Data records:
┌──
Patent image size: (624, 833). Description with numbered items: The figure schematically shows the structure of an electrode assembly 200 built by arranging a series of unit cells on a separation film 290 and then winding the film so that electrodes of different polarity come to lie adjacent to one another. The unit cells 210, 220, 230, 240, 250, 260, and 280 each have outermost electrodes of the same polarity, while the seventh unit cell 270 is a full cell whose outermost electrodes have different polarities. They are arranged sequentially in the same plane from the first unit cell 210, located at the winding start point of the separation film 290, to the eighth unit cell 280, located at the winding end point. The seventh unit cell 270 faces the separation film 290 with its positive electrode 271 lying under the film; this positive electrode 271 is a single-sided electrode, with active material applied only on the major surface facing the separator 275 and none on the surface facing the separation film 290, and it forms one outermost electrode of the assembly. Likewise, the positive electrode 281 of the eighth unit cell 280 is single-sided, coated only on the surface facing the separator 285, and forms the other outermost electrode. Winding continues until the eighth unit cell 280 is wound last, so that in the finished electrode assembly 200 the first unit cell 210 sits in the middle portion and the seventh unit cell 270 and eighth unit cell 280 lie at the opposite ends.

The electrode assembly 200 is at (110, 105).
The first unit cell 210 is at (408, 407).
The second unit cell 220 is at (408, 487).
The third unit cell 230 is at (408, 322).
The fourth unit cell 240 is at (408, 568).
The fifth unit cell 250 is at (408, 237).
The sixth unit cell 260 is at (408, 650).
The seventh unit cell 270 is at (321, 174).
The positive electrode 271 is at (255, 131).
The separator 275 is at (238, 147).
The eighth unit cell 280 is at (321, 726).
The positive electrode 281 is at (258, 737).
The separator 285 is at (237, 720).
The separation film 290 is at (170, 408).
└──
Each record must be transcribed word for word.

Patent image size: (624, 833). Description with numbered items: The figure schematically shows the structure of an electrode assembly 200 built by arranging a series of unit cells on a separation film 290 and then winding the film so that electrodes of different polarity come to lie adjacent to one another. The unit cells 210, 220, 230, 240, 250, 260, and 280 each have outermost electrodes of the same polarity, while the seventh unit cell 270 is a full cell whose outermost electrodes have different polarities. They are arranged sequentially in the same plane from the first unit cell 210, located at the winding start point of the separation film 290, to the eighth unit cell 280, located at the winding end point. The seventh unit cell 270 faces the separation film 290 with its positive electrode 271 lying under the film; this positive electrode 271 is a single-sided electrode, with active material applied only on the major surface facing the separator 275 and none on the surface facing the separation film 290, and it forms one outermost electrode of the assembly. Likewise, the positive electrode 281 of the eighth unit cell 280 is single-sided, coated only on the surface facing the separator 285, and forms the other outermost electrode. Winding continues until the eighth unit cell 280 is wound last, so that in the finished electrode assembly 200 the first unit cell 210 sits in the middle portion and the seventh unit cell 270 and eighth unit cell 280 lie at the opposite ends.

The electrode assembly 200 is at (110, 105).
The first unit cell 210 is at (408, 407).
The second unit cell 220 is at (408, 487).
The third unit cell 230 is at (408, 322).
The fourth unit cell 240 is at (408, 568).
The fifth unit cell 250 is at (408, 237).
The sixth unit cell 260 is at (408, 650).
The seventh unit cell 270 is at (321, 174).
The positive electrode 271 is at (255, 131).
The separator 275 is at (238, 147).
The eighth unit cell 280 is at (321, 726).
The positive electrode 281 is at (258, 737).
The separator 285 is at (237, 720).
The separation film 290 is at (170, 408).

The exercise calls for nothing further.